Exercise requirements ▸
Across the entries below, count the lines in which the word "text" occurs. Reply with the count alone.

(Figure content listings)
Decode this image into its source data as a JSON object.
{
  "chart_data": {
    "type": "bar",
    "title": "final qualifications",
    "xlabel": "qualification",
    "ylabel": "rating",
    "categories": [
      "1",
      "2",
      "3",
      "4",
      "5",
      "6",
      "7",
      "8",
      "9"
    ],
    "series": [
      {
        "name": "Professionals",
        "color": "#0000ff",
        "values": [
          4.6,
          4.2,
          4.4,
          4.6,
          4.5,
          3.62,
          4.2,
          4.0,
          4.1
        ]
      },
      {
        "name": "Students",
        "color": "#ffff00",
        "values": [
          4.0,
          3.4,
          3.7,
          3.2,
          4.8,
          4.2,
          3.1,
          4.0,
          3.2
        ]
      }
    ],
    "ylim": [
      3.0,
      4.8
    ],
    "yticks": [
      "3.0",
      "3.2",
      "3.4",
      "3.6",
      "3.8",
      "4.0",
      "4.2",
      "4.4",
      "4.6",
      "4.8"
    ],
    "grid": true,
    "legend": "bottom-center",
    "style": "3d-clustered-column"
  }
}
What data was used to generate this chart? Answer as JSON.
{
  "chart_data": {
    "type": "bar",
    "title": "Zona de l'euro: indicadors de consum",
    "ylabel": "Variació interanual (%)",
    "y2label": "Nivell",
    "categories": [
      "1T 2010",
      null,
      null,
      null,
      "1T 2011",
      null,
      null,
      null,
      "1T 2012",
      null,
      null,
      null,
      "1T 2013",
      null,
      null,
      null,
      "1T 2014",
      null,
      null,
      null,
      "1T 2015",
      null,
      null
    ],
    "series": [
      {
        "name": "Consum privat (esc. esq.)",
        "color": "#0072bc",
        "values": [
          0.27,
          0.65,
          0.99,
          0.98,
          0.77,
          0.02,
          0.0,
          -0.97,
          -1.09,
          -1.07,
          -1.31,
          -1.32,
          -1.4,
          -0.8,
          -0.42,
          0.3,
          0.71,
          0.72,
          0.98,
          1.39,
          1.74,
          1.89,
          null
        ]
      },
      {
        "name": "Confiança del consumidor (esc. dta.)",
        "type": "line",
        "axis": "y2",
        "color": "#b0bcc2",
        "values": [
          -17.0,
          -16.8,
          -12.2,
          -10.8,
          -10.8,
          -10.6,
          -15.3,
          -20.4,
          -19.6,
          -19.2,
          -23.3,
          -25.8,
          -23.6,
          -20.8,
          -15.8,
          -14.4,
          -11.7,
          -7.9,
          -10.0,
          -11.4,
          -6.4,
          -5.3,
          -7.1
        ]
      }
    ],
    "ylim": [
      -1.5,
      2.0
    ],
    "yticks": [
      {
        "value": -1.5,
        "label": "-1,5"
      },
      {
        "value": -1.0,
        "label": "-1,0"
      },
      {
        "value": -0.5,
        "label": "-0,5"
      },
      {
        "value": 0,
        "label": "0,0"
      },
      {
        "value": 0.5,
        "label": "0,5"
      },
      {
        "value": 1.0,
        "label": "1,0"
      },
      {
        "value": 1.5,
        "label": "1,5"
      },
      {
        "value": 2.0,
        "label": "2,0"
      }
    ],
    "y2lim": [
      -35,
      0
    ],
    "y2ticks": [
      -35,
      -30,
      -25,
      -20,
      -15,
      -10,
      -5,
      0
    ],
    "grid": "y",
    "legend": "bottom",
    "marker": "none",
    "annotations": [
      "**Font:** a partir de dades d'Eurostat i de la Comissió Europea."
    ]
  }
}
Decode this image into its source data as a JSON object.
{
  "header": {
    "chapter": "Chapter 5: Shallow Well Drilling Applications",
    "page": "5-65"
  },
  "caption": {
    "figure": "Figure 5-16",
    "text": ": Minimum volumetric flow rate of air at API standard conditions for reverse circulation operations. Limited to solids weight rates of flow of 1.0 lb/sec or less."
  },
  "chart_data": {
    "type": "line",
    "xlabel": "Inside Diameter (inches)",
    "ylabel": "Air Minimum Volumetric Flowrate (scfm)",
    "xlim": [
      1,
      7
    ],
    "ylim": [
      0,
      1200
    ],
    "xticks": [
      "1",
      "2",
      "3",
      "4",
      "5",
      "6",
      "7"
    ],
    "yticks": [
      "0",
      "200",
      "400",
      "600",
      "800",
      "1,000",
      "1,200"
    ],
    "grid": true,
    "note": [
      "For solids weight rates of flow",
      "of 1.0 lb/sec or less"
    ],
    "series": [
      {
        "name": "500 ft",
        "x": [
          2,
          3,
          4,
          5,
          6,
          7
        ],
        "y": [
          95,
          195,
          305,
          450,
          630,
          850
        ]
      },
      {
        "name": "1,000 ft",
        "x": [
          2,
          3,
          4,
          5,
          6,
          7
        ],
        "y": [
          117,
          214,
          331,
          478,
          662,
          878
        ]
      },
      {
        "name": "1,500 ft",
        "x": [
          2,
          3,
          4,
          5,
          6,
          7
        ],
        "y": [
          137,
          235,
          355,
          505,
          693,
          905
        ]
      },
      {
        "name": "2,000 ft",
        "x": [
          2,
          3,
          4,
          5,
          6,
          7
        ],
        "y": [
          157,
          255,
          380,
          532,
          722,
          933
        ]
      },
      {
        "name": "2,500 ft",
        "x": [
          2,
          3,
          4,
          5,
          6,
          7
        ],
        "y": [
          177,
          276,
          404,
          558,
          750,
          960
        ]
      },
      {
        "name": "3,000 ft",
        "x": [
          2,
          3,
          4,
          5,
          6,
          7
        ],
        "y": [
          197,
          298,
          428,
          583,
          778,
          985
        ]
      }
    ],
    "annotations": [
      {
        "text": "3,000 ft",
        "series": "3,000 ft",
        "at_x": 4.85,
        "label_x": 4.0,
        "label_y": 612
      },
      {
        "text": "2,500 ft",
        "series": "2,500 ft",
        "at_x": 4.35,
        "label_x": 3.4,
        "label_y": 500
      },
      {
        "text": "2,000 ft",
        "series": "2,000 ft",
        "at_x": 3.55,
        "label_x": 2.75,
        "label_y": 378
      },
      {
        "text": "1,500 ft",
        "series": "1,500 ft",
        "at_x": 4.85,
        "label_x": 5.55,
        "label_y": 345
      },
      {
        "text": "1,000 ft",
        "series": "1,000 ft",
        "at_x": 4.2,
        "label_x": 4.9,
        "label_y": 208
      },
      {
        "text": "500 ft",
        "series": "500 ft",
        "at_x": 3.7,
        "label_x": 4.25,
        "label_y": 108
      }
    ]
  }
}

The output ▸
7